**EXERCISE BRIEF:**
Pull every line containing "JSON" out of the material below.

**GIVEN RECORDS:**
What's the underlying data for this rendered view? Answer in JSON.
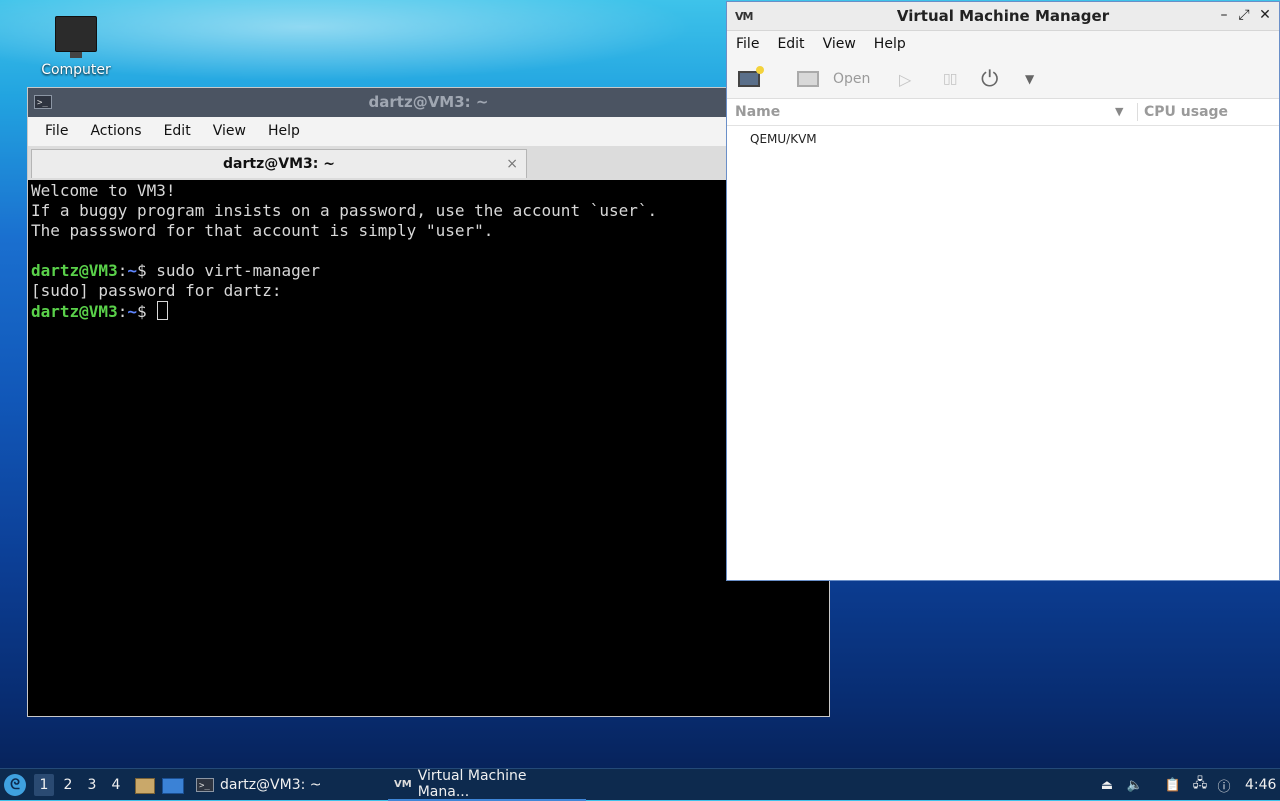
{
  "desktop": {
    "icons": [
      {
        "label": "Computer",
        "icon": "computer-icon"
      }
    ]
  },
  "terminal": {
    "title": "dartz@VM3: ~",
    "menu": [
      "File",
      "Actions",
      "Edit",
      "View",
      "Help"
    ],
    "tab_label": "dartz@VM3: ~",
    "tab_close": "×",
    "lines": {
      "l1": "Welcome to VM3!",
      "l2": "If a buggy program insists on a password, use the account `user`.",
      "l3": "The passsword for that account is simply \"user\".",
      "p1_user": "dartz@VM3",
      "p1_sep": ":",
      "p1_path": "~",
      "p1_cmd": "$ sudo virt-manager",
      "l5": "[sudo] password for dartz:",
      "p2_user": "dartz@VM3",
      "p2_sep": ":",
      "p2_path": "~",
      "p2_cmd": "$ "
    }
  },
  "vmm": {
    "title": "Virtual Machine Manager",
    "menu": [
      "File",
      "Edit",
      "View",
      "Help"
    ],
    "toolbar": {
      "open_label": "Open"
    },
    "columns": {
      "name": "Name",
      "cpu": "CPU usage"
    },
    "connections": [
      "QEMU/KVM"
    ]
  },
  "taskbar": {
    "workspaces": [
      "1",
      "2",
      "3",
      "4"
    ],
    "tasks": [
      {
        "label": "dartz@VM3: ~"
      },
      {
        "label": "Virtual Machine Mana..."
      }
    ],
    "clock": "4:46"
  }
}
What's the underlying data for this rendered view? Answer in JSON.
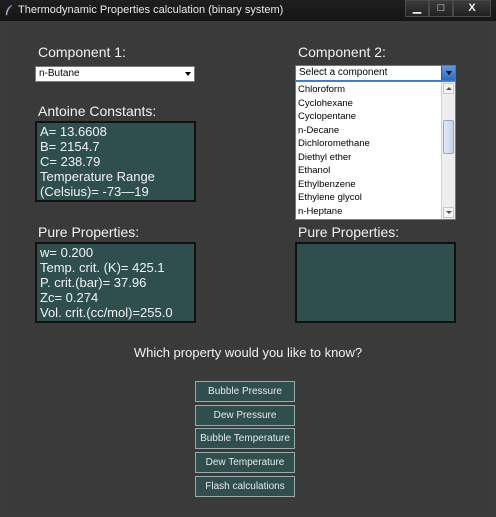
{
  "window": {
    "title": "Thermodynamic Properties calculation (binary system)",
    "controls": {
      "minimize": "▁",
      "maximize": "□",
      "close": "X"
    }
  },
  "component1": {
    "label": "Component 1:",
    "selected": "n-Butane"
  },
  "component2": {
    "label": "Component 2:",
    "selected": "Select a component",
    "options": [
      "Chloroform",
      "Cyclohexane",
      "Cyclopentane",
      "n-Decane",
      "Dichloromethane",
      "Diethyl ether",
      "Ethanol",
      "Ethylbenzene",
      "Ethylene glycol",
      "n-Heptane"
    ]
  },
  "antoine": {
    "label": "Antoine Constants:",
    "lines": [
      "A= 13.6608",
      "B= 2154.7",
      "C= 238.79",
      "Temperature Range",
      "(Celsius)= -73—19"
    ]
  },
  "pure1": {
    "label": "Pure Properties:",
    "lines": [
      "w= 0.200",
      "Temp. crit. (K)= 425.1",
      "P. crit.(bar)= 37.96",
      "Zc= 0.274",
      "Vol. crit.(cc/mol)=255.0"
    ]
  },
  "pure2": {
    "label": "Pure Properties:"
  },
  "question": "Which property would you like to know?",
  "buttons": [
    "Bubble Pressure",
    "Dew Pressure",
    "Bubble Temperature",
    "Dew Temperature",
    "Flash calculations"
  ],
  "colors": {
    "panel": "#2f4f4f",
    "background": "#3a3a3a",
    "text": "#f2f2f2"
  }
}
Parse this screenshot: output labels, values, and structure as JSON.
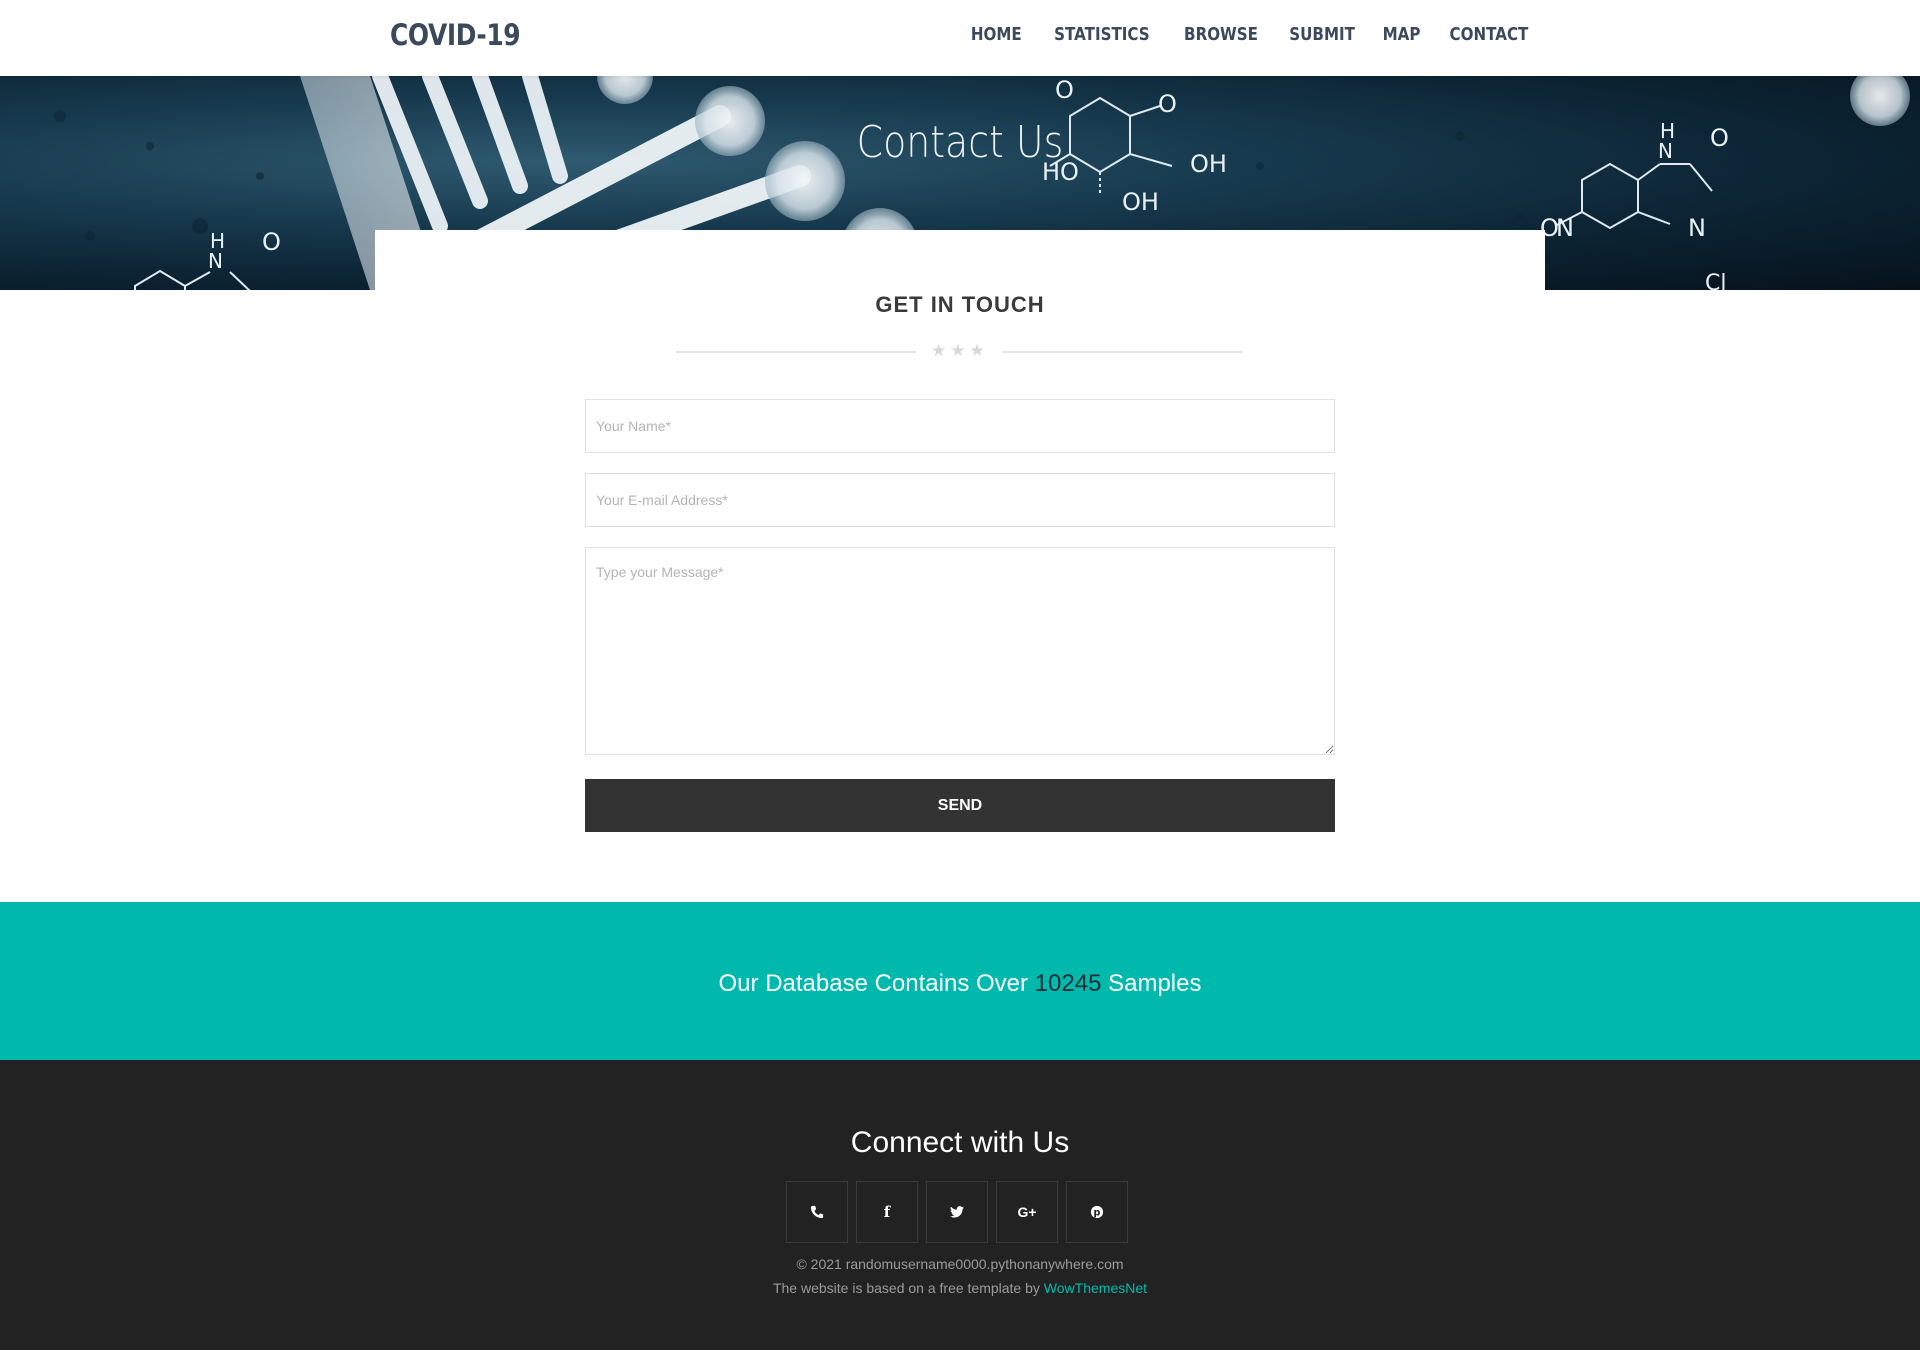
{
  "header": {
    "brand": "COVID-19",
    "nav": [
      "HOME",
      "STATISTICS",
      "BROWSE",
      "SUBMIT",
      "MAP",
      "CONTACT"
    ]
  },
  "hero": {
    "title": "Contact Us"
  },
  "contact": {
    "section_title": "GET IN TOUCH",
    "name_placeholder": "Your Name*",
    "email_placeholder": "Your E-mail Address*",
    "message_placeholder": "Type your Message*",
    "send_label": "SEND"
  },
  "banner": {
    "prefix": "Our Database Contains Over",
    "count": "10245",
    "suffix": "Samples"
  },
  "footer": {
    "title": "Connect with Us",
    "socials": [
      "phone-icon",
      "facebook-icon",
      "twitter-icon",
      "google-plus-icon",
      "pinterest-icon"
    ],
    "copyright": "© 2021 randomusername0000.pythonanywhere.com",
    "credit_prefix": "The website is based on a free template by",
    "credit_link": "WowThemesNet"
  },
  "colors": {
    "accent_teal": "#00b9ad",
    "nav_text": "#3a4a5c",
    "footer_bg": "#222222",
    "button_bg": "#333333"
  }
}
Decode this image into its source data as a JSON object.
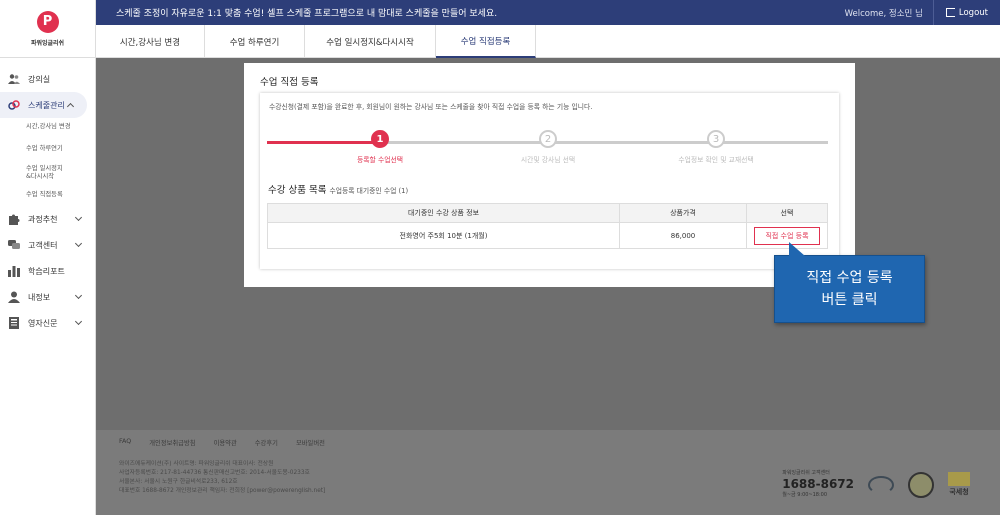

**WRITTEN SOLUTION:**
What's the underlying data for this rendered view? Answer in JSON.
What's the underlying data for this rendered view? Answer in JSON.
Parse this screenshot: output labels, values, and structure as JSON.
Decode this image into its source data as a JSON object.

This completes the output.